- _Supplied material_
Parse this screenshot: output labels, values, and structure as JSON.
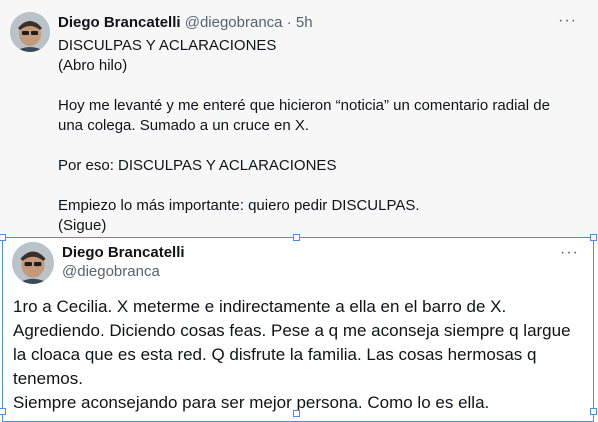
{
  "tweet1": {
    "author_name": "Diego Brancatelli",
    "author_handle": "@diegobranca",
    "time": "· 5h",
    "more": "···",
    "lines": {
      "l1": "DISCULPAS Y ACLARACIONES",
      "l2": "(Abro hilo)",
      "l3": "Hoy me levanté y me enteré que hicieron “noticia” un comentario radial de una colega. Sumado a un cruce en X.",
      "l4": "Por eso: DISCULPAS Y ACLARACIONES",
      "l5": "Empiezo lo más importante: quiero pedir DISCULPAS.",
      "l6": "(Sigue)"
    }
  },
  "tweet2": {
    "author_name": "Diego Brancatelli",
    "author_handle": "@diegobranca",
    "more": "···",
    "lines": {
      "l1": "1ro a Cecilia. X meterme e indirectamente a ella en el barro de X. Agrediendo. Diciendo cosas feas. Pese a q me aconseja siempre q largue la cloaca que es esta red. Q disfrute la familia. Las cosas hermosas q tenemos.",
      "l2": "Siempre aconsejando para ser mejor persona. Como lo es ella."
    }
  },
  "colors": {
    "text": "#0f1419",
    "secondary": "#536471",
    "selection": "#4a90e2",
    "tweet1_bg": "#f7f7f7"
  },
  "icons": {
    "more": "more-horizontal-icon"
  }
}
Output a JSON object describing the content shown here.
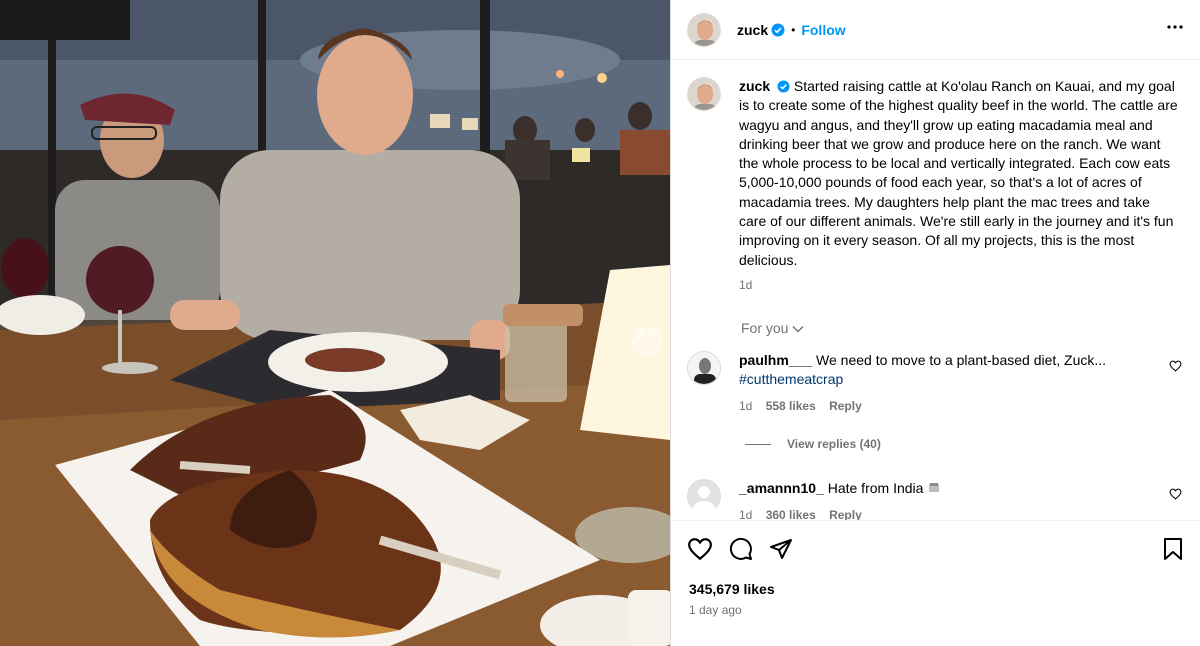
{
  "photo": {
    "alt_icon": "chevron-right-icon"
  },
  "header": {
    "username": "zuck",
    "separator": "•",
    "follow_label": "Follow",
    "verified_icon": "verified-badge-icon",
    "more_icon": "more-options-icon"
  },
  "caption": {
    "username": "zuck",
    "text": "Started raising cattle at Ko'olau Ranch on Kauai, and my goal is to create some of the highest quality beef in the world. The cattle are wagyu and angus, and they'll grow up eating macadamia meal and drinking beer that we grow and produce here on the ranch. We want the whole process to be local and vertically integrated. Each cow eats 5,000-10,000 pounds of food each year, so that's a lot of acres of macadamia trees. My daughters help plant the mac trees and take care of our different animals. We're still early in the journey and it's fun improving on it every season. Of all my projects, this is the most delicious.",
    "age": "1d"
  },
  "comments_filter": {
    "label": "For you"
  },
  "comments": [
    {
      "username": "paulhm___",
      "text": "We need to move to a plant-based diet, Zuck...",
      "hashtag": "#cutthemeatcrap",
      "age": "1d",
      "likes": "558 likes",
      "reply_label": "Reply",
      "view_replies": "View replies (40)"
    },
    {
      "username": "_amannn10_",
      "text": "Hate from India",
      "age": "1d",
      "likes": "360 likes",
      "reply_label": "Reply"
    }
  ],
  "footer": {
    "likes": "345,679 likes",
    "date": "1 day ago"
  },
  "colors": {
    "follow": "#0095f6",
    "secondary_text": "#737373",
    "hashtag": "#00376b",
    "border": "#dbdbdb"
  }
}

- _Requirement_
From the entries, report each line that includes the word "ACLARACIONES".

- _Response below_
      "l1": "DISCULPAS Y ACLARACIONES",
      "l4": "Por eso: DISCULPAS Y ACLARACIONES",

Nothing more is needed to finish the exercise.